— begin PROVIDED MATERIAL —
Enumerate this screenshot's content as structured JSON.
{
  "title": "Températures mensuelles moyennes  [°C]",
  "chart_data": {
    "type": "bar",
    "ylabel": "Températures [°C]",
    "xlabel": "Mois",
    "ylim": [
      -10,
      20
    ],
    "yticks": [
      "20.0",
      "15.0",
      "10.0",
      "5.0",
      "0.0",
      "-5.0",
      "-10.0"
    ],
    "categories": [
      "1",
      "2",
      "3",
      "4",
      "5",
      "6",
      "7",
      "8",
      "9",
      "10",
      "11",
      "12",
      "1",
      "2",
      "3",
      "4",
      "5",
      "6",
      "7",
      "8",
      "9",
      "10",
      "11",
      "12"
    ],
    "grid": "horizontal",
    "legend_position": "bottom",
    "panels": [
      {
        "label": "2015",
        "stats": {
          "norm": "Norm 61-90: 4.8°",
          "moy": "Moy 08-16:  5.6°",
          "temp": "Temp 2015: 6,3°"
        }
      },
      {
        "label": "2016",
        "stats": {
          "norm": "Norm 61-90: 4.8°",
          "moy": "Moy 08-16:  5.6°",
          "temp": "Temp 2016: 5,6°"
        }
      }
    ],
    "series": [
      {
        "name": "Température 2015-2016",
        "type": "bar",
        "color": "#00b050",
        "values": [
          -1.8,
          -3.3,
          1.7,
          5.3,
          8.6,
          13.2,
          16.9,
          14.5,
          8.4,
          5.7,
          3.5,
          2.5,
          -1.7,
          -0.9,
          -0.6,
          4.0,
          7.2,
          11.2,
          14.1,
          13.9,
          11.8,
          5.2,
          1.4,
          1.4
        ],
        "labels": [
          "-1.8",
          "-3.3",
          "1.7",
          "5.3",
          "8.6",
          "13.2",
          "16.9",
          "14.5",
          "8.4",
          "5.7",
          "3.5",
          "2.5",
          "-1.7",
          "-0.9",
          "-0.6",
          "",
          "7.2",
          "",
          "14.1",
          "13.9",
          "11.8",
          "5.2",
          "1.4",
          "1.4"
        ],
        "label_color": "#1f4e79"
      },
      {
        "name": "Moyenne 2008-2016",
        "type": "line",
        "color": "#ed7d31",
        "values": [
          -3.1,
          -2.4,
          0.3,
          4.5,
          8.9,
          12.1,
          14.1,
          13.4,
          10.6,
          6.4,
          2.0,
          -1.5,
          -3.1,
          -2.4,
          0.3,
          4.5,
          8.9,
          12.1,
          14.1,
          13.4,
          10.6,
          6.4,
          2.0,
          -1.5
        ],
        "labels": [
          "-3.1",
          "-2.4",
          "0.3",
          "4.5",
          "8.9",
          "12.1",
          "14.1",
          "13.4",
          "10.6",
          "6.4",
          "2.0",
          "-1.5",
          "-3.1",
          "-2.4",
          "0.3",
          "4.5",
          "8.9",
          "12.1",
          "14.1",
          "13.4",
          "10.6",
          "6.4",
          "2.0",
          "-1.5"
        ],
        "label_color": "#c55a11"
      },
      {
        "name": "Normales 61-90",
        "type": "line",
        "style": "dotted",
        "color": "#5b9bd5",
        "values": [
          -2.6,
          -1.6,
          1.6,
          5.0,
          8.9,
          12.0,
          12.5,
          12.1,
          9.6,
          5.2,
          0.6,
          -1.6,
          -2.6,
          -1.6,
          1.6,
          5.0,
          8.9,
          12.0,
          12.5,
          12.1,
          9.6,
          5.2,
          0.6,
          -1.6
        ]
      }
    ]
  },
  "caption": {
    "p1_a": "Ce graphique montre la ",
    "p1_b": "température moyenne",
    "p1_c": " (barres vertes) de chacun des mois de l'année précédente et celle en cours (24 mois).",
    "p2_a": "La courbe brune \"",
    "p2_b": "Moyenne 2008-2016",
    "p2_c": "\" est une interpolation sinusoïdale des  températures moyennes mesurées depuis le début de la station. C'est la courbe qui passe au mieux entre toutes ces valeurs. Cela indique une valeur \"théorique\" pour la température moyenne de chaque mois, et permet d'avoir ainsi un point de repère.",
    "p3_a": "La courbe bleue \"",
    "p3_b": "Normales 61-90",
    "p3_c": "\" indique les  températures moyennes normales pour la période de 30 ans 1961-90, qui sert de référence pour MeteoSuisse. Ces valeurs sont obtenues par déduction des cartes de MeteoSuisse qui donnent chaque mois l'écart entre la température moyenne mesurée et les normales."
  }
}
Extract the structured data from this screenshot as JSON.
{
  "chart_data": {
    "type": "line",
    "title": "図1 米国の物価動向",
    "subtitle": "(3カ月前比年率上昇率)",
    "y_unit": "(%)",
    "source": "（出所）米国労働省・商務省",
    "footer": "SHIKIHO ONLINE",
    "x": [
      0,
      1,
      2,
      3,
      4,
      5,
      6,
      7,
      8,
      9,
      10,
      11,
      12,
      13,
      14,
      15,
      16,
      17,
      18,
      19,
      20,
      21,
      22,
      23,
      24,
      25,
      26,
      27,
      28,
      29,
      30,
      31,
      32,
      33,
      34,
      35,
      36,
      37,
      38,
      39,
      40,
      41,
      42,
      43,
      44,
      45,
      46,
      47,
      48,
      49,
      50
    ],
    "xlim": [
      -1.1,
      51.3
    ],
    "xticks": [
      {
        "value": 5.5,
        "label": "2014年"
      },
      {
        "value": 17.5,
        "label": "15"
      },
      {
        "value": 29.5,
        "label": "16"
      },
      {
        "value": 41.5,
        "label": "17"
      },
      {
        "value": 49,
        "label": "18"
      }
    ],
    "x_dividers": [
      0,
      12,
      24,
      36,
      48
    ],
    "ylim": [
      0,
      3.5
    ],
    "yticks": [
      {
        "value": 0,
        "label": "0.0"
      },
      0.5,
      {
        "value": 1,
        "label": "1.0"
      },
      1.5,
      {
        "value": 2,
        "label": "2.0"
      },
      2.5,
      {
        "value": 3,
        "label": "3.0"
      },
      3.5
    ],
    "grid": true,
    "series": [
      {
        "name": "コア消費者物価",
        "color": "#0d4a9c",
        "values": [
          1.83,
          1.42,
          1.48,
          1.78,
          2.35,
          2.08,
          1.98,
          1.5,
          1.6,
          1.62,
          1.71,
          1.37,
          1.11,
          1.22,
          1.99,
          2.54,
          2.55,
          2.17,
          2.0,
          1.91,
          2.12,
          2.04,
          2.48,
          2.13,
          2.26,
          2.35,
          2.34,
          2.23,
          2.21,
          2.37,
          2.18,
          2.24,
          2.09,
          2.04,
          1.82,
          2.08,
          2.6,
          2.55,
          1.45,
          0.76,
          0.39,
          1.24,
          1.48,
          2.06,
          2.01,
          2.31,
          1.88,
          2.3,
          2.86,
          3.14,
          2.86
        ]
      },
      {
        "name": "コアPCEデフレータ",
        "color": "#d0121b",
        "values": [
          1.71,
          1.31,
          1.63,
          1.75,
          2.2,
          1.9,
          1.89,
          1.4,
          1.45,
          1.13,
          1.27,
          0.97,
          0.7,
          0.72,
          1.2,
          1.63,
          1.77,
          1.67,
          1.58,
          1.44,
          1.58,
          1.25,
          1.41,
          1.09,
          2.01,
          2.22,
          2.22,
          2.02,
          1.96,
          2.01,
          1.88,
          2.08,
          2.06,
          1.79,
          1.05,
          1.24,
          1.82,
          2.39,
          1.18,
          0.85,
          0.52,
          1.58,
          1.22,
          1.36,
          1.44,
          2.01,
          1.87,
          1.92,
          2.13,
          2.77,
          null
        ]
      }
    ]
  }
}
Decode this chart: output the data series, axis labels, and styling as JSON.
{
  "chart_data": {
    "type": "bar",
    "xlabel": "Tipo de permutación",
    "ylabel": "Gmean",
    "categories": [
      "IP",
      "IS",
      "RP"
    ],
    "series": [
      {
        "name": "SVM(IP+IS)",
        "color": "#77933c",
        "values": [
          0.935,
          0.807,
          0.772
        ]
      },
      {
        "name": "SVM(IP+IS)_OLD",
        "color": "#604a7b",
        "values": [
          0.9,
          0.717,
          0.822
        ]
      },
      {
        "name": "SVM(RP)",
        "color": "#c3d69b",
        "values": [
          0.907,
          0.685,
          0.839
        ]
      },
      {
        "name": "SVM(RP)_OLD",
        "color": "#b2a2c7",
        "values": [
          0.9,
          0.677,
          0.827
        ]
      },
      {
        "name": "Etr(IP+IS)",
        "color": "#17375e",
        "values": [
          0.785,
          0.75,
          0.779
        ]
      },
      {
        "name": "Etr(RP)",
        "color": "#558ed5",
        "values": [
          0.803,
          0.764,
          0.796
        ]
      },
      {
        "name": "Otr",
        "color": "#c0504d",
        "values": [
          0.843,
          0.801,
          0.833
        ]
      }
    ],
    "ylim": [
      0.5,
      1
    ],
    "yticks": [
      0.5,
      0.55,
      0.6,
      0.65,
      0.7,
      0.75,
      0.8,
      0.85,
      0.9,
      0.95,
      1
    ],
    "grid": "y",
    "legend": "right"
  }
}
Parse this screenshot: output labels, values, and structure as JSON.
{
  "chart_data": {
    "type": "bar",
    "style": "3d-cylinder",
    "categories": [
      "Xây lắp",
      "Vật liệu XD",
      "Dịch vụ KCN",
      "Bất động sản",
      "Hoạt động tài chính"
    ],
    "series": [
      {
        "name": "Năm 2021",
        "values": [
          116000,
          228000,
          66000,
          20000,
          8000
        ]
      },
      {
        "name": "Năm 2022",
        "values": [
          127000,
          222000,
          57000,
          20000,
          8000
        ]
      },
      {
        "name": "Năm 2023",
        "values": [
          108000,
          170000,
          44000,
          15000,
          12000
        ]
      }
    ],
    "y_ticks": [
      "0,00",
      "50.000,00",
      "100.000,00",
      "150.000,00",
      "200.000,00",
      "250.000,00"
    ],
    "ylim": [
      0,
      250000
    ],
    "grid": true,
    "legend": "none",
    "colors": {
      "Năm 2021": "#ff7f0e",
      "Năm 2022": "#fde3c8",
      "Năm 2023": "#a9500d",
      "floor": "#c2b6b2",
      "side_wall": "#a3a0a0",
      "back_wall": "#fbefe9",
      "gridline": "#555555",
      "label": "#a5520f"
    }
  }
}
— end PROVIDED MATERIAL —
- EXERCISE
In the entries above, identify every line with the string "output".

- RIGHT ANSWER
Decode this chart: output the data series, axis labels, and styling as JSON.
Parse this screenshot: output labels, values, and structure as JSON.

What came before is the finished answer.